■ Arbeitsauftrag 1
Welche Geschäftszahl trägt laut dem Auszug aus der Gerichtsentscheidung der Beschluss vom 27. Juni 2023?
■ Arbeitsauftrag 2
Nenne alle Gerichte, die im Auszug aus der Gerichtsentscheidung erwähnt werden.
■ Arbeitsauftrag 3
Führe den Auszug aus der Gerichtsentscheidung im Anschluss an seinen letzten Satz fort.

■ Text
◆ ◆ ◆ ◆
4 Das Verwaltungsgericht begründete sein Erkenntnis zusammengefasst dahin, dass der Bescheid der belangten Behörde eine offenkundige Unbegründetheit oder eine Exzessivität der Antragstellung durch den Mitbeteiligten nicht dartue, auch wenn der Revisionswerberin zuzugestehen sei, dass der Zweitmitbeteiligte eine nicht unerhebliche Anzahl von Anbringen an sie gerichtet habe.
5 4. Dagegen richtet sich die Revision der Datenschutzbehörde mit dem Antrag, das angefochtene Erkenntnis aufzuheben.
6 5. Mit Beschluss vom 27. Juni 2023, Ra 2023/04/0002, richtete der Verwaltungsgerichtshof folgende Fragen an den EuGH zur Vorabentscheidung:
„1. Ist der Begriff ‚Anfragen‘ oder ‚Anfrage‘ in Art. 57 Abs. 4 der Verordnung (EU) 2016/679 des Europäischen Parlaments und des Rates vom 27. April 2016 zum Schutz natürlicher Personen bei der Verarbeitung personenbezogener Daten, zum freien Datenverkehr und zur Aufhebung der Richtlinie 95/46/EG (Datenschutz -Grundverordnung DSGVO) dahin auszulegen, dass darunter auch ‚Beschwerden‘ nach Art. 77 Abs. 1 DSGVO zu verstehen sind?
◆ ◆ ◆ ◆
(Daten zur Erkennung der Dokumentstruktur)
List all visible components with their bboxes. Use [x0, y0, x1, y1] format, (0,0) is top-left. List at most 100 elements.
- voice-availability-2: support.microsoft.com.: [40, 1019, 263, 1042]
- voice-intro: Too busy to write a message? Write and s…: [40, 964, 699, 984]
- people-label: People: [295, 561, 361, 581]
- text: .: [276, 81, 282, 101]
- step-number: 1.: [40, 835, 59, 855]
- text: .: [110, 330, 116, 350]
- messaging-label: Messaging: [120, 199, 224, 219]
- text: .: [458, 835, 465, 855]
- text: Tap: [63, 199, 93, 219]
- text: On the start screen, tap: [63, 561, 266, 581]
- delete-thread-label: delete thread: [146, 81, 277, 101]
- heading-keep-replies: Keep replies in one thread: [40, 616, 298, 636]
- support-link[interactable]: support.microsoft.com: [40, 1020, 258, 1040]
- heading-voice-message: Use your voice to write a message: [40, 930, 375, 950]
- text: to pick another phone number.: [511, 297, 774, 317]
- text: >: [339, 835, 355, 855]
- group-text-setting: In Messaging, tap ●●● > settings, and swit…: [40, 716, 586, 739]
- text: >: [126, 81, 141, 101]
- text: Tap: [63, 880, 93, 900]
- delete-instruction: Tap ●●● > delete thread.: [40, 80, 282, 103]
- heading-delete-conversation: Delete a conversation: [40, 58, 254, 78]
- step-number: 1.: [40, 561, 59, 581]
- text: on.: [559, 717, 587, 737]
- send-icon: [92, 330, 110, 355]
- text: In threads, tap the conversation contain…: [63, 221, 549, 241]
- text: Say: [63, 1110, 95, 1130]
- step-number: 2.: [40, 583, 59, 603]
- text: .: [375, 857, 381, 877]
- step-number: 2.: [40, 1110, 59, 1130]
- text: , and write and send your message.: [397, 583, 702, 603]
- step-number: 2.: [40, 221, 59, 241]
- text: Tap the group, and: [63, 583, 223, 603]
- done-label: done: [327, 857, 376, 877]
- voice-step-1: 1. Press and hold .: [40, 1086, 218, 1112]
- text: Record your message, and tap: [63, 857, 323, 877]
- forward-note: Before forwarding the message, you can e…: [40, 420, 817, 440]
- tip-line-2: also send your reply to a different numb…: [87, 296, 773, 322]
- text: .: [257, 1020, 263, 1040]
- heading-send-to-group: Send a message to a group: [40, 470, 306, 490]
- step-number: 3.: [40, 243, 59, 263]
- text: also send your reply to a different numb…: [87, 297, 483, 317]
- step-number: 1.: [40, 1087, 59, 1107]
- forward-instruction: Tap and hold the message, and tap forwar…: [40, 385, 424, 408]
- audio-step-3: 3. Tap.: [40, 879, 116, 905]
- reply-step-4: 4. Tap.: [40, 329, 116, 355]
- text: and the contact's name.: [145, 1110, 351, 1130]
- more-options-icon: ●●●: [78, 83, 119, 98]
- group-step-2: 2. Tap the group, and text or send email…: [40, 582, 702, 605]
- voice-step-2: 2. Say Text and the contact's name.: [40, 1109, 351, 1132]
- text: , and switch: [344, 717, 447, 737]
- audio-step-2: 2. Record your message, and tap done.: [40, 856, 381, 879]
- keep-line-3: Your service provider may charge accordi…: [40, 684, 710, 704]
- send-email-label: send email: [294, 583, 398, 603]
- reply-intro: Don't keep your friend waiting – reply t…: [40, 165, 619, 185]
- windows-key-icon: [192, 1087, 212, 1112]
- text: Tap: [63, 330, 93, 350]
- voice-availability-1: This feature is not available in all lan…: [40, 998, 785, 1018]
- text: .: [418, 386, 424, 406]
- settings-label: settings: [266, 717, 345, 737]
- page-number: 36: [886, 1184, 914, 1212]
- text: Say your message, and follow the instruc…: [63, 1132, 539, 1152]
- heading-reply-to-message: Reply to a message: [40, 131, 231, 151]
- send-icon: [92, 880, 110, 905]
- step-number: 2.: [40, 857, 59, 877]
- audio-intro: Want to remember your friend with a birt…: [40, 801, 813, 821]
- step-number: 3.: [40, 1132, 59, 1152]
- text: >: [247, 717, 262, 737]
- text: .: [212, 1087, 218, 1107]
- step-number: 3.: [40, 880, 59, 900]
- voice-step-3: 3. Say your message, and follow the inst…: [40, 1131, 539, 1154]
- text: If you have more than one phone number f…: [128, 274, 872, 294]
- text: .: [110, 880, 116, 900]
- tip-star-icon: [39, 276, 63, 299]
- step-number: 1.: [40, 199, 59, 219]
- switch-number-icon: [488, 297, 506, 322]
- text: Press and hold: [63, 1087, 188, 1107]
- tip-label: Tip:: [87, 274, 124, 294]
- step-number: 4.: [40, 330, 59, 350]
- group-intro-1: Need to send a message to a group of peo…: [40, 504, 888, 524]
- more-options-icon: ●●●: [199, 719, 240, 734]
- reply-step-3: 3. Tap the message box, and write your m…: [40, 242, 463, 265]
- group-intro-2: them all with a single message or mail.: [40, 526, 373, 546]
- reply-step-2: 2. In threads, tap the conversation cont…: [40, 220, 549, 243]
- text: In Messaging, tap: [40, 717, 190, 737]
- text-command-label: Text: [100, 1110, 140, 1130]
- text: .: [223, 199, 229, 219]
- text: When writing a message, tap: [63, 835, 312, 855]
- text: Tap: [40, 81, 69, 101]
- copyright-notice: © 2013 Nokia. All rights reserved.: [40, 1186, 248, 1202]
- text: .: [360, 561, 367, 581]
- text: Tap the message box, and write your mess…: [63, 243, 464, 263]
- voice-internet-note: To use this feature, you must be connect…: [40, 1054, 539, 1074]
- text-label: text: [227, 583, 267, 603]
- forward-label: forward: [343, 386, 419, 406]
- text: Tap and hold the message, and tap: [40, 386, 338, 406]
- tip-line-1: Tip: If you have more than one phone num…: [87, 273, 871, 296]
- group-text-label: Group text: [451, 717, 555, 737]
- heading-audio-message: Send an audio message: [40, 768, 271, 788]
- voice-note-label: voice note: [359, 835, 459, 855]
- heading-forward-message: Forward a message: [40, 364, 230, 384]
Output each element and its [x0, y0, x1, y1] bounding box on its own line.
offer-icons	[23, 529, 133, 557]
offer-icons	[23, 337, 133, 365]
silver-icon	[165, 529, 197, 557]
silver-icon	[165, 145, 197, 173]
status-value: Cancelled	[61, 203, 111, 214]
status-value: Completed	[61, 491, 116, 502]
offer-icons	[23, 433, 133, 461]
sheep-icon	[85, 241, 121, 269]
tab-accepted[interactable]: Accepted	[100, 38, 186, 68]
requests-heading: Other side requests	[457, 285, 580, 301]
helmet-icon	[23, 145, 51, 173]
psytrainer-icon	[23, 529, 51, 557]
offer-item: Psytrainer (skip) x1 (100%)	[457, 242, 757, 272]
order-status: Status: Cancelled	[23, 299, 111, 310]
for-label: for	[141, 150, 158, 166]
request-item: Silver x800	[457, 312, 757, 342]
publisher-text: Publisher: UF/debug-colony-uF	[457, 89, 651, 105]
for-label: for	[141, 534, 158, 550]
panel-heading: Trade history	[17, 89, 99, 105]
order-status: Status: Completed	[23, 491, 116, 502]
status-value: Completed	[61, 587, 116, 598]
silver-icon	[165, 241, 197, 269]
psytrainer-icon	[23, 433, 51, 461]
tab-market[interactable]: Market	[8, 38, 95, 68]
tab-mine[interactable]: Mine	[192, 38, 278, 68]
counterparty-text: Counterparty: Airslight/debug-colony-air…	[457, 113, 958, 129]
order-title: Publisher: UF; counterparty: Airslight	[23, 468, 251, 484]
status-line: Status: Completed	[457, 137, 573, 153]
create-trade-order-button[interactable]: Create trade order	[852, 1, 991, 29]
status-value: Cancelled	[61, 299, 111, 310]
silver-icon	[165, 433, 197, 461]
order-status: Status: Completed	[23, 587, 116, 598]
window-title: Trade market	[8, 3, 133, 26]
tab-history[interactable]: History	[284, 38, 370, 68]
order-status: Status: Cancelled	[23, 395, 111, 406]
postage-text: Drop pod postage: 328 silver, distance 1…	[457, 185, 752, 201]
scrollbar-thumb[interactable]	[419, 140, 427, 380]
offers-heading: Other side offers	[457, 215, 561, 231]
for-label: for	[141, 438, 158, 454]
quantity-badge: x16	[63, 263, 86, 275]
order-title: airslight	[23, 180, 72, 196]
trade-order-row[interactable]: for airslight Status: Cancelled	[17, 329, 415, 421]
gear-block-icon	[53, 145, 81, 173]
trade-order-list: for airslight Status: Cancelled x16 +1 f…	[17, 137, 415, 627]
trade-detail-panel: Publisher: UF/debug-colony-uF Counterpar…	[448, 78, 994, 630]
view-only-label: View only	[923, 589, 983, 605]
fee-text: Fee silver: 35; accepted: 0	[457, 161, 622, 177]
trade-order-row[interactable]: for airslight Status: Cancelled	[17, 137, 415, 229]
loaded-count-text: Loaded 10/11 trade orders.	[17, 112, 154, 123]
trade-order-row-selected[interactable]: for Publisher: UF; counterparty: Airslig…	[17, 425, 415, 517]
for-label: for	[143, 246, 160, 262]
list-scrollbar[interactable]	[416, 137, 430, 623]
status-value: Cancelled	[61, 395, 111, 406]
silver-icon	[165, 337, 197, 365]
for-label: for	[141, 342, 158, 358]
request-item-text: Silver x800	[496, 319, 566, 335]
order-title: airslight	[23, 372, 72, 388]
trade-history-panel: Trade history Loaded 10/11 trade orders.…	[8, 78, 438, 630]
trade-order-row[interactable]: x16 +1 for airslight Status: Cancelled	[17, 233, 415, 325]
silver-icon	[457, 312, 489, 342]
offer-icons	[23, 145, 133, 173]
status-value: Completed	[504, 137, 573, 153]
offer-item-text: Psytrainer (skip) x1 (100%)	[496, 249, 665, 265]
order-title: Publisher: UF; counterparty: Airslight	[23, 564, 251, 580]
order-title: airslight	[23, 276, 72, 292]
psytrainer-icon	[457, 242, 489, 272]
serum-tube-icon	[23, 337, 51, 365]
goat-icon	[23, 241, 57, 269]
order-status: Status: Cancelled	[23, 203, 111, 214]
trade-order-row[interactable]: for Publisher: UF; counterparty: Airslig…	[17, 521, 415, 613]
◆ ◆ ◆ ◆
■ Ergebnis 1
Ra 2023/04/0002

■ Ergebnis 2
Verwaltungsgericht, Verwaltungsgerichtshof, EuGH

■ Ergebnis 3
Falls die Frage 1 bejaht wird:
2. Ist Art. 57 Abs. 4 DSGVO so auszulegen, dass es für das Vorliegen von ‚ exzessiven Anfragen‘ bereits ausreicht, dass eine betroffene Person bloß innerhalb eines bestimmten Zeitraums eine bestimmte Zahl von Anfragen (Beschwerden nach Art. 77 Abs. 1 DSGVO) an eine Aufsichtsbehörde gerichtet hat, unabhängig davon, ob es sich um unterschiedliche Sachverhalte handelt und/oder die Anfragen (Beschwerden) unterschiedliche Verantwortliche betreffen, oder bedarf es neben der häufigen Wiederholung von Anfragen (Beschwerden) auch einer Missbrauchsabsicht der betroffenen Person?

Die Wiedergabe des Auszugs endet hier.